Written problem »
For each statement below, say whether it agrees with the interview passage, answering yes or no and quoting the deciding words: (a) Mead thinks Nietzsche was a century late in declaring the idea; (b) Mead says religion has been secularized; (c) Roberts suggests the argument could be said to start with Voltaire.

--- START Document passage ---

Walter Russell Mead: Yeah. I really do agree with that. And, people often talk about the Enlightenment as leading to secularization–that the world of religion becomes less important. We don’t need to use the God hypothesis to explain why there’s thunder and lightning when Ben Franklin has a kite he can fly. And so, the idea was that these existential religious concerns would gradually fade and human life would be more–less disturbed. We smile now maybe, but–
Russ Roberts: More rational would be, I think, an argument they would use. And, you could argue it starts with Nietzsche, right? God is dead and that was going to change everything.
Walter Russell Mead: Right. Actually, I think Nietzsche was 100 years late to that party. Voltaire was saying the same thing. That was really–the French and the American Enlightenments were along those lines.
But, I think what we found is something rather different. Rather than secularizing religion, we’ve infused politics with religious concerns. The end of the world–which is the traditional religious description of a singularity–when human history as we’ve known it comes to an end, again traditionally had been seen as requiring an act of God outside historical forces.

--- END Document passage ---
--- START Data entries ---

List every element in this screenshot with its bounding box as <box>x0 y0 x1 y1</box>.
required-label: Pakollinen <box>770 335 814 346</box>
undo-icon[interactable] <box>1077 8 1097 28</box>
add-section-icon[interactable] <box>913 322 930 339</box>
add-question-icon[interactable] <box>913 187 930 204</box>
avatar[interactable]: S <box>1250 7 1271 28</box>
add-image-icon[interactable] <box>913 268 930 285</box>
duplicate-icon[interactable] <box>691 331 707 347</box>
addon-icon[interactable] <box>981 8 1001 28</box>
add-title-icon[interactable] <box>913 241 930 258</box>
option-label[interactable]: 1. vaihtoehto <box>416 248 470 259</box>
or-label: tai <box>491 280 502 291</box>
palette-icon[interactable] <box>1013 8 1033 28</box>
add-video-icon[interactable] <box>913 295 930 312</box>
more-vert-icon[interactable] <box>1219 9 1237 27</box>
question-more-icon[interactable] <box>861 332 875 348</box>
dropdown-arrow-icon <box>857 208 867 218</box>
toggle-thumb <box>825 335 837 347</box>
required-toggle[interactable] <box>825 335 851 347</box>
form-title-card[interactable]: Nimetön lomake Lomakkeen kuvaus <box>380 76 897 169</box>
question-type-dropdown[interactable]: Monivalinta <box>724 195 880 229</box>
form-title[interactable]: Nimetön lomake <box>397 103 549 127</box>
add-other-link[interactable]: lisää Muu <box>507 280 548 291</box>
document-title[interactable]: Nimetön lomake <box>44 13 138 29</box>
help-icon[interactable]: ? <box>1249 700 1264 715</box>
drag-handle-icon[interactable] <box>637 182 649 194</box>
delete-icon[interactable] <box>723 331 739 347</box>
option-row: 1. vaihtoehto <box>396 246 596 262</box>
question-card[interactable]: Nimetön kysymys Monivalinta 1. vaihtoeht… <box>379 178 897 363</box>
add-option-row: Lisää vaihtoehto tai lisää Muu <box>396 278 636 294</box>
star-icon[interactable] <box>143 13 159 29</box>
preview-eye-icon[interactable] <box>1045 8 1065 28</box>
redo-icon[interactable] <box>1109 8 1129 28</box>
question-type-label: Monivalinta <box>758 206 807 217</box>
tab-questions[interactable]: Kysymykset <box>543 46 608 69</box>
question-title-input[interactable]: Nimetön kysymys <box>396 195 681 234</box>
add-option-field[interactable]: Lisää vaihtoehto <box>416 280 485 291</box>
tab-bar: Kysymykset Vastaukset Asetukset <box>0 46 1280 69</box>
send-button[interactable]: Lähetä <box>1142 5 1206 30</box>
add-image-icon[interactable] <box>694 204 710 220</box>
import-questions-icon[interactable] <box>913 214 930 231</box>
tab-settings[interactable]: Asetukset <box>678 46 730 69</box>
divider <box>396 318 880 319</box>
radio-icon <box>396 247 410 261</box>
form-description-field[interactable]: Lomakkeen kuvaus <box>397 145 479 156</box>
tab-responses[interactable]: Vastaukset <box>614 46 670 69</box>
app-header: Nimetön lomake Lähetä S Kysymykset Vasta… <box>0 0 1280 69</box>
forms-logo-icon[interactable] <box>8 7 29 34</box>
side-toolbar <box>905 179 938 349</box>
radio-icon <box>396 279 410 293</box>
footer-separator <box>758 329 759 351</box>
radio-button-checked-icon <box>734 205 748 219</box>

--- END Data entries ---

Right answer »
(a) Yes: "I think Nietzsche was 100 years late to that party."
(b) No: "Rather than secularizing religion, we’ve infused politics with religious concerns."
(c) No: "And, you could argue it starts with Nietzsche, right?"